[start]
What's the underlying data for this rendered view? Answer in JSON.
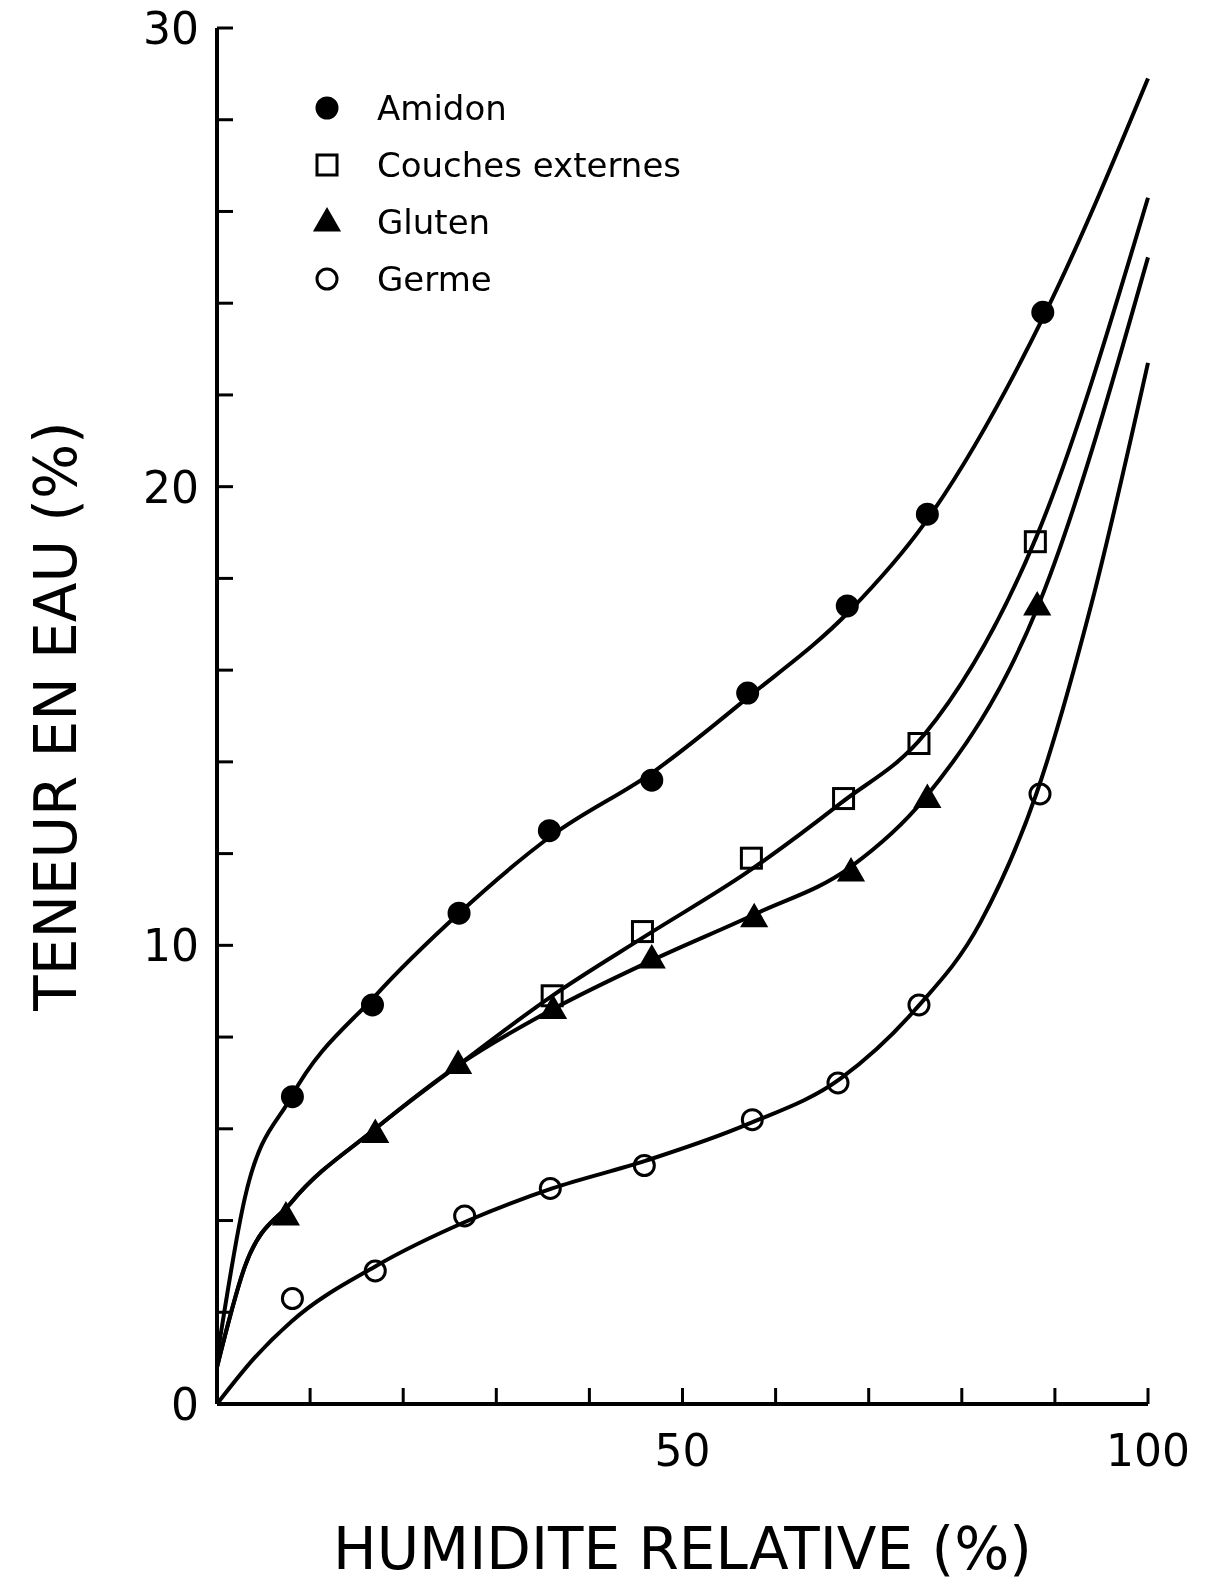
{
  "chart_data": {
    "type": "scatter",
    "xlabel": "HUMIDITE RELATIVE (%)",
    "ylabel": "TENEUR EN EAU (%)",
    "xlim": [
      0,
      100
    ],
    "ylim": [
      0,
      30
    ],
    "xticks": [
      {
        "value": 0,
        "label": null
      },
      {
        "value": 10,
        "label": null
      },
      {
        "value": 20,
        "label": null
      },
      {
        "value": 30,
        "label": null
      },
      {
        "value": 40,
        "label": null
      },
      50,
      {
        "value": 60,
        "label": null
      },
      {
        "value": 70,
        "label": null
      },
      {
        "value": 80,
        "label": null
      },
      {
        "value": 90,
        "label": null
      },
      100
    ],
    "yticks": [
      0,
      {
        "value": 2,
        "label": null
      },
      {
        "value": 4,
        "label": null
      },
      {
        "value": 6,
        "label": null
      },
      {
        "value": 8,
        "label": null
      },
      10,
      {
        "value": 12,
        "label": null
      },
      {
        "value": 14,
        "label": null
      },
      {
        "value": 16,
        "label": null
      },
      {
        "value": 18,
        "label": null
      },
      20,
      {
        "value": 22,
        "label": null
      },
      {
        "value": 24,
        "label": null
      },
      {
        "value": 26,
        "label": null
      },
      {
        "value": 28,
        "label": null
      },
      30
    ],
    "legend": "top left",
    "grid": false,
    "series": [
      {
        "name": "Amidon",
        "marker": "circle",
        "color": "#000000",
        "x": [
          8.1,
          16.7,
          26.0,
          35.7,
          46.7,
          57.0,
          67.7,
          76.3,
          88.7
        ],
        "values": [
          6.7,
          8.7,
          10.7,
          12.5,
          13.6,
          15.5,
          17.4,
          19.4,
          23.8
        ]
      },
      {
        "name": "Couches externes",
        "marker": "square-open",
        "color": "#000000",
        "x": [
          36.0,
          45.7,
          57.4,
          67.3,
          75.4,
          87.9
        ],
        "values": [
          8.9,
          10.3,
          11.9,
          13.2,
          14.4,
          18.8
        ]
      },
      {
        "name": "Gluten",
        "marker": "triangle",
        "color": "#000000",
        "x": [
          7.4,
          17.0,
          25.9,
          36.1,
          46.7,
          57.7,
          68.1,
          76.3,
          88.1
        ],
        "values": [
          4.1,
          5.9,
          7.4,
          8.6,
          9.7,
          10.6,
          11.6,
          13.2,
          17.4
        ]
      },
      {
        "name": "Germe",
        "marker": "circle-open",
        "color": "#000000",
        "x": [
          8.1,
          17.0,
          26.6,
          35.8,
          45.9,
          57.5,
          66.7,
          75.4,
          88.4
        ],
        "values": [
          2.3,
          2.9,
          4.1,
          4.7,
          5.2,
          6.2,
          7.0,
          8.7,
          13.3
        ]
      },
      {
        "type": "line",
        "color": "#000000",
        "x": [
          0,
          3,
          8,
          17,
          26,
          36,
          47,
          57,
          68,
          76,
          89,
          100
        ],
        "values": [
          1.0,
          4.5,
          6.7,
          8.9,
          10.7,
          12.4,
          13.8,
          15.4,
          17.3,
          19.2,
          23.8,
          28.9
        ]
      },
      {
        "type": "line",
        "color": "#000000",
        "x": [
          0,
          3,
          8,
          17,
          26,
          36,
          46,
          57,
          67,
          76,
          88,
          100
        ],
        "values": [
          0.8,
          3.0,
          4.4,
          6.0,
          7.4,
          8.9,
          10.2,
          11.6,
          13.1,
          14.6,
          18.9,
          26.3
        ]
      },
      {
        "type": "line",
        "color": "#000000",
        "x": [
          0,
          3,
          8,
          17,
          26,
          36,
          47,
          58,
          68,
          76,
          88,
          100
        ],
        "values": [
          0.8,
          3.0,
          4.4,
          6.0,
          7.4,
          8.6,
          9.7,
          10.7,
          11.7,
          13.2,
          17.3,
          25.0
        ]
      },
      {
        "type": "line",
        "color": "#000000",
        "x": [
          0,
          4,
          8,
          17,
          27,
          36,
          46,
          57,
          67,
          75,
          82,
          88,
          94,
          100
        ],
        "values": [
          0,
          1.0,
          1.8,
          3.0,
          4.0,
          4.7,
          5.3,
          6.1,
          7.1,
          8.6,
          10.5,
          13.3,
          17.5,
          22.7
        ]
      }
    ]
  }
}
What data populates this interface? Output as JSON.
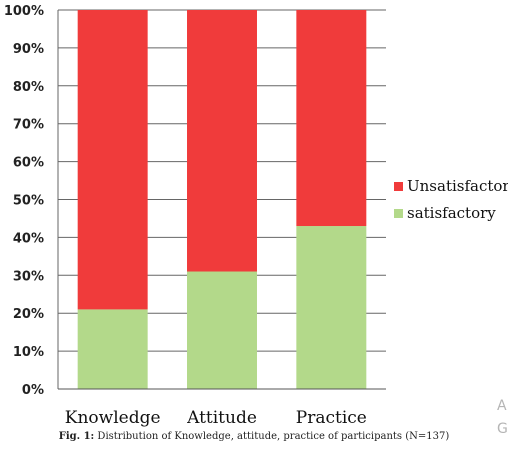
{
  "chart_data": {
    "type": "bar",
    "stacked": true,
    "categories": [
      "Knowledge",
      "Attitude",
      "Practice"
    ],
    "series": [
      {
        "name": "satisfactory",
        "values": [
          21,
          31,
          43
        ],
        "color": "#b3d98a"
      },
      {
        "name": "Unsatisfactory",
        "values": [
          79,
          69,
          57
        ],
        "color": "#f03b3b"
      }
    ],
    "ylim": [
      0,
      100
    ],
    "yticks": [
      "0%",
      "10%",
      "20%",
      "30%",
      "40%",
      "50%",
      "60%",
      "70%",
      "80%",
      "90%",
      "100%"
    ],
    "grid": true,
    "legend_position": "right",
    "legend_order": [
      "Unsatisfactory",
      "satisfactory"
    ],
    "xlabel": "",
    "ylabel": ""
  },
  "caption": {
    "label": "Fig. 1:",
    "text": " Distribution of Knowledge, attitude, practice of participants (N=137)"
  },
  "side_marks": [
    "A",
    "G"
  ]
}
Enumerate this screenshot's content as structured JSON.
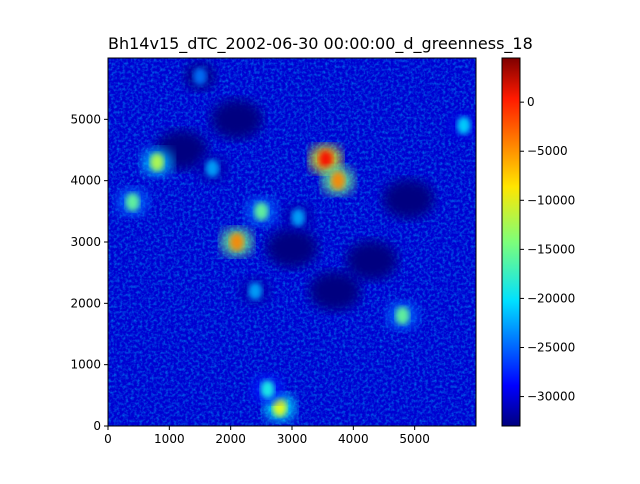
{
  "chart_data": {
    "type": "heatmap",
    "title": "Bh14v15_dTC_2002-06-30 00:00:00_d_greenness_18",
    "xlabel": "",
    "ylabel": "",
    "xlim": [
      0,
      6000
    ],
    "ylim": [
      0,
      6000
    ],
    "x_ticks": [
      0,
      1000,
      2000,
      3000,
      4000,
      5000
    ],
    "y_ticks": [
      0,
      1000,
      2000,
      3000,
      4000,
      5000
    ],
    "colormap": "jet",
    "colorbar": {
      "range": [
        -33000,
        4500
      ],
      "ticks": [
        0,
        -5000,
        -10000,
        -15000,
        -20000,
        -25000,
        -30000
      ]
    },
    "dominant_value": -30000,
    "hotspots": [
      {
        "x": 3550,
        "y": 4350,
        "value": 0
      },
      {
        "x": 3750,
        "y": 4000,
        "value": -5000
      },
      {
        "x": 2100,
        "y": 3000,
        "value": -5000
      },
      {
        "x": 2800,
        "y": 300,
        "value": -10000
      },
      {
        "x": 800,
        "y": 4300,
        "value": -12000
      },
      {
        "x": 4800,
        "y": 1800,
        "value": -15000
      },
      {
        "x": 2500,
        "y": 3500,
        "value": -15000
      },
      {
        "x": 2600,
        "y": 600,
        "value": -18000
      },
      {
        "x": 400,
        "y": 3650,
        "value": -15000
      },
      {
        "x": 1700,
        "y": 4200,
        "value": -22000
      },
      {
        "x": 2400,
        "y": 2200,
        "value": -22000
      },
      {
        "x": 3100,
        "y": 3400,
        "value": -22000
      },
      {
        "x": 5800,
        "y": 4900,
        "value": -20000
      },
      {
        "x": 1500,
        "y": 5700,
        "value": -24000
      }
    ],
    "dark_patches": [
      {
        "x": 3000,
        "y": 2900,
        "value": -33000
      },
      {
        "x": 4900,
        "y": 3700,
        "value": -33000
      },
      {
        "x": 4300,
        "y": 2700,
        "value": -33000
      },
      {
        "x": 2100,
        "y": 5000,
        "value": -33000
      },
      {
        "x": 1200,
        "y": 4500,
        "value": -33000
      },
      {
        "x": 3700,
        "y": 2200,
        "value": -33000
      }
    ]
  }
}
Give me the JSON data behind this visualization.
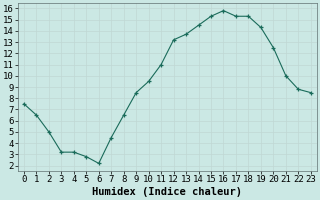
[end]
• Task statement
Scan the records above for the string "What", then report every line that contains it.

• Completed exercise
What's the underlying data for this rendered view? Answer in JSON.
What data populates this interface? Output as JSON.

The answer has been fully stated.